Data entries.
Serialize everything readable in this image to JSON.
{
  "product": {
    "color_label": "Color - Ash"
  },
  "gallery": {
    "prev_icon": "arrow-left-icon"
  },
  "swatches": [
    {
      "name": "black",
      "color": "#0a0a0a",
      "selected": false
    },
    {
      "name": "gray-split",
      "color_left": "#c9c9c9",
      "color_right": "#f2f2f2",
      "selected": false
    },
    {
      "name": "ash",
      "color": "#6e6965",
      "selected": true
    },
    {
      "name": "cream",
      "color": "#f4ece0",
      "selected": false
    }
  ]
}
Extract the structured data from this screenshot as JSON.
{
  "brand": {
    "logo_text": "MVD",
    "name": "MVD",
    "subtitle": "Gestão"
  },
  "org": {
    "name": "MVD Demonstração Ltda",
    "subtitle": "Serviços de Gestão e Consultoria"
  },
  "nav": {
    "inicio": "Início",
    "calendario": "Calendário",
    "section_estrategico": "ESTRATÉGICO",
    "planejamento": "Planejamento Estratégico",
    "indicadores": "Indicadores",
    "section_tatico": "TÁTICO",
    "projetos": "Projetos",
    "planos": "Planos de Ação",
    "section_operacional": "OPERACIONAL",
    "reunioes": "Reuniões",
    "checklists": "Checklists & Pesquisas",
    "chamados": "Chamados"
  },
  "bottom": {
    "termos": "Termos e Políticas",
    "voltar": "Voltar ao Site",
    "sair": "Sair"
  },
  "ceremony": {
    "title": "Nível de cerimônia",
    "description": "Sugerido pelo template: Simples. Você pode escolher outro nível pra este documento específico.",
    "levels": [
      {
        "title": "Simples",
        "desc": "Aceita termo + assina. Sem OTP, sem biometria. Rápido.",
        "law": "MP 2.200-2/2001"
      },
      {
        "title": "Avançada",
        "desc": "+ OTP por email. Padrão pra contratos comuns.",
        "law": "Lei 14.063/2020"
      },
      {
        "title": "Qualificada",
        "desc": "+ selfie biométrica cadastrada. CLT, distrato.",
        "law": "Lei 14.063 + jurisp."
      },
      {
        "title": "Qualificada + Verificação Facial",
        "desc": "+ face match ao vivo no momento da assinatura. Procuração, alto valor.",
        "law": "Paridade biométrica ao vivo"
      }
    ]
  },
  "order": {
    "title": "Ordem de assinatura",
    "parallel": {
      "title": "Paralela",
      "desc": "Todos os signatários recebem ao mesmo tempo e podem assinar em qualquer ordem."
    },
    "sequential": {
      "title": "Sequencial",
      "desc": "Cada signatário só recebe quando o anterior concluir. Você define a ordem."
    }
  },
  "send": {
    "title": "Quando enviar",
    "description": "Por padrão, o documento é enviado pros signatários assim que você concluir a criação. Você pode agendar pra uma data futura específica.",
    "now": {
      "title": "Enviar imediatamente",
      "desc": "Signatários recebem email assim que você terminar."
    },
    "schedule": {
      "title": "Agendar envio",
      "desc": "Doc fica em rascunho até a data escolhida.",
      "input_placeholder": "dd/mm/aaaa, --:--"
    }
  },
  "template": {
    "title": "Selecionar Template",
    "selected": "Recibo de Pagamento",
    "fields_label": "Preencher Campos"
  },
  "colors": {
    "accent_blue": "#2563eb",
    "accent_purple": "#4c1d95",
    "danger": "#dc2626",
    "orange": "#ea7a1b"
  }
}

Set exercise. Filter the listing for the word "biométrica" and copy every line that holds it.

Answer for this exercise.
        "desc": "+ selfie biométrica cadastrada. CLT, distrato.",
        "law": "Paridade biométrica ao vivo"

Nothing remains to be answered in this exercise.